(Dataset items)

== == ==

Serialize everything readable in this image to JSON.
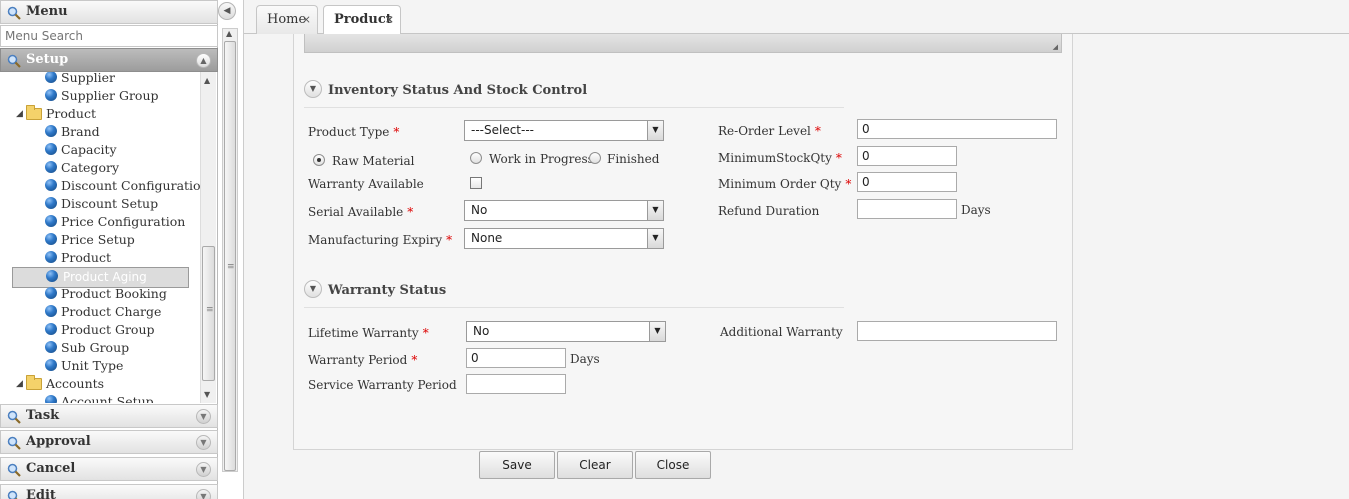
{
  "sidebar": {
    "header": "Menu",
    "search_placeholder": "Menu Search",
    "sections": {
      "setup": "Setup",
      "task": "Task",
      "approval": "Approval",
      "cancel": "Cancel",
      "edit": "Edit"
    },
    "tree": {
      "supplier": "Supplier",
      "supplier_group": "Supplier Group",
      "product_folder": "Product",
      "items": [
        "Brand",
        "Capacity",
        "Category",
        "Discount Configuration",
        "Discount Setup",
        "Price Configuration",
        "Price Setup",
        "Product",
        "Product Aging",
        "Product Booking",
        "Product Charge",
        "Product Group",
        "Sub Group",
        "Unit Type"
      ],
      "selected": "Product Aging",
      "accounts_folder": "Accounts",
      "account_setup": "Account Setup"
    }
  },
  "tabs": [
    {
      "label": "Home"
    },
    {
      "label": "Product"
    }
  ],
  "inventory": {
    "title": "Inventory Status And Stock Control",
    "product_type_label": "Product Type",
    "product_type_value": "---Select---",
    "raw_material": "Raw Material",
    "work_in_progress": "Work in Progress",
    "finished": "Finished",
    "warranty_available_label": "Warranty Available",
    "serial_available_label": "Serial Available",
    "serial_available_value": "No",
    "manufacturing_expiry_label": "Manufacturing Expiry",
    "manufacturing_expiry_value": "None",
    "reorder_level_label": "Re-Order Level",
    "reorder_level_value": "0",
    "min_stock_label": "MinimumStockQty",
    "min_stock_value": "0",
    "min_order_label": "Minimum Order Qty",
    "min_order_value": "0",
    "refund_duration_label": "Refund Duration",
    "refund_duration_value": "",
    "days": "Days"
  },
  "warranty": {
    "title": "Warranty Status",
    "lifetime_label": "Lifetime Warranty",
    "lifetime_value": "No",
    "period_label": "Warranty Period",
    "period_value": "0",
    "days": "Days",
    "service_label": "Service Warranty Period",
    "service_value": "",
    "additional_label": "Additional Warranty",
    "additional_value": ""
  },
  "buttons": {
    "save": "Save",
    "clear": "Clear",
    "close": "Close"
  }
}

== == ==

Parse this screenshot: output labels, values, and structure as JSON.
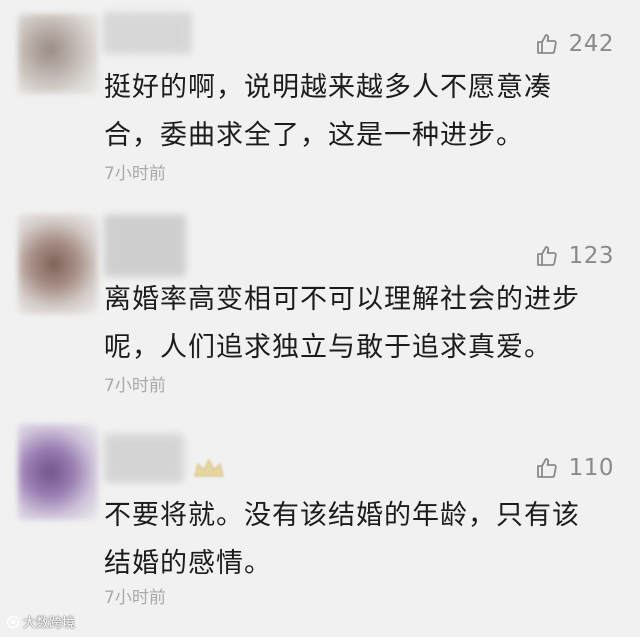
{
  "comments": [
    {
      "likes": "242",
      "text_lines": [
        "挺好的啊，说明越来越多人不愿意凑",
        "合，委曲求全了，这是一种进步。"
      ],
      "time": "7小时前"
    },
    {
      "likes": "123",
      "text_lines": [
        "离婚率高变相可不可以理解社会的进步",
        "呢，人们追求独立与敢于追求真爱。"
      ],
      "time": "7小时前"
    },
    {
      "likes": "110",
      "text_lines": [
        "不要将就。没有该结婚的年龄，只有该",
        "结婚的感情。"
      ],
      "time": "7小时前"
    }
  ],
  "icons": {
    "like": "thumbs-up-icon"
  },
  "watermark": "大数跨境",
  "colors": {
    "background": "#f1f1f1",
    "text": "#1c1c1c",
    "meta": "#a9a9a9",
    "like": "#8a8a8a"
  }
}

== == ==

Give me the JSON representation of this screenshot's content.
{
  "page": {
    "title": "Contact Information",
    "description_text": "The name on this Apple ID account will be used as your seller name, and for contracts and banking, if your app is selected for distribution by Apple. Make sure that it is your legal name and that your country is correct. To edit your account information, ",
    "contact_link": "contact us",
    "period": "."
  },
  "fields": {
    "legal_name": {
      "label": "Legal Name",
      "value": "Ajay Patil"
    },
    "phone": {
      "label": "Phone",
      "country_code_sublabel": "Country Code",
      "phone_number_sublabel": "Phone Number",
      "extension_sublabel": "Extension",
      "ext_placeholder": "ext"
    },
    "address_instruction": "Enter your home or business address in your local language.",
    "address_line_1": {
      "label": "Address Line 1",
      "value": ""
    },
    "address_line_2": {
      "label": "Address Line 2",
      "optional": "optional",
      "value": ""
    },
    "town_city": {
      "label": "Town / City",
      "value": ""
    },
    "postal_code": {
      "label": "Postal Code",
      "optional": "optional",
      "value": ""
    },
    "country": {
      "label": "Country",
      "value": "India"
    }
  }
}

== == ==

*TASK BRIEF*
Scan the records above for the string "Status", then select every line that holds it.

*COMPLETED TASK*
    "title": "Inventory Status And Stock Control",
    "title": "Warranty Status",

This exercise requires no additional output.